◆ **What the task asks**: Your answer must be every line of the data that contains "vooruitbetaling".

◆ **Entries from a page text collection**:
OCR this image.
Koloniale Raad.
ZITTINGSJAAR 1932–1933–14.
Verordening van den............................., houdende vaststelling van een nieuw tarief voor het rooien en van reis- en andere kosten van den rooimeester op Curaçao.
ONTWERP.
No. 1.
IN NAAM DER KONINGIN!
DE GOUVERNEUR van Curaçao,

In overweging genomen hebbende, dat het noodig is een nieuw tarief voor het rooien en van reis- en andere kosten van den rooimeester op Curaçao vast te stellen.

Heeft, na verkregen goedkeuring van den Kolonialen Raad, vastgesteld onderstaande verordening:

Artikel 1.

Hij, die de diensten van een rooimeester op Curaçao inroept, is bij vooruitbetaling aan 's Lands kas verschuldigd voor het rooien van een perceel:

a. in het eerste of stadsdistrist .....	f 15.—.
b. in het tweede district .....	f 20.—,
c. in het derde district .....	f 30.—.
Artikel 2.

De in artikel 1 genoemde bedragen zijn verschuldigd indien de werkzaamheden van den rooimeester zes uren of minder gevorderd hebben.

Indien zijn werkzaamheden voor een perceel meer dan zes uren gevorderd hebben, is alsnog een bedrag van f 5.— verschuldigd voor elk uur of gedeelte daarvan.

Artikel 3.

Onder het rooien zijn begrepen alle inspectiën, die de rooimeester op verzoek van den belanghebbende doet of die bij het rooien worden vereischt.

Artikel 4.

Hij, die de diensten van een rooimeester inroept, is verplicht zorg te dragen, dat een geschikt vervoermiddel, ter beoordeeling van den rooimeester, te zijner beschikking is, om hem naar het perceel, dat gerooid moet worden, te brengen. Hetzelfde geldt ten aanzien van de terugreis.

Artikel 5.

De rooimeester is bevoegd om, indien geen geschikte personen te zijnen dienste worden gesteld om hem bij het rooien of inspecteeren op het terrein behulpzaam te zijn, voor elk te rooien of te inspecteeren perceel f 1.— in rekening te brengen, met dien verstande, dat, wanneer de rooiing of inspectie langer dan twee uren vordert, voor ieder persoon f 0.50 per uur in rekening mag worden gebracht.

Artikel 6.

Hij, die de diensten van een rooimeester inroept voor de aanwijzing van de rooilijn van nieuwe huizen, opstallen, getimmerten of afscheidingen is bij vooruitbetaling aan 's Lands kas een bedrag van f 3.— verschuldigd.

◆ **Reply to the task**:
Hij, die de diensten van een rooimeester op Curaçao inroept, is bij vooruitbetaling aan 's Lands kas verschuldigd voor het rooien van een perceel:
Hij, die de diensten van een rooimeester inroept voor de aanwijzing van de rooilijn van nieuwe huizen, opstallen, getimmerten of afscheidingen is bij vooruitbetaling aan 's Lands kas een bedrag van f 3.— verschuldigd.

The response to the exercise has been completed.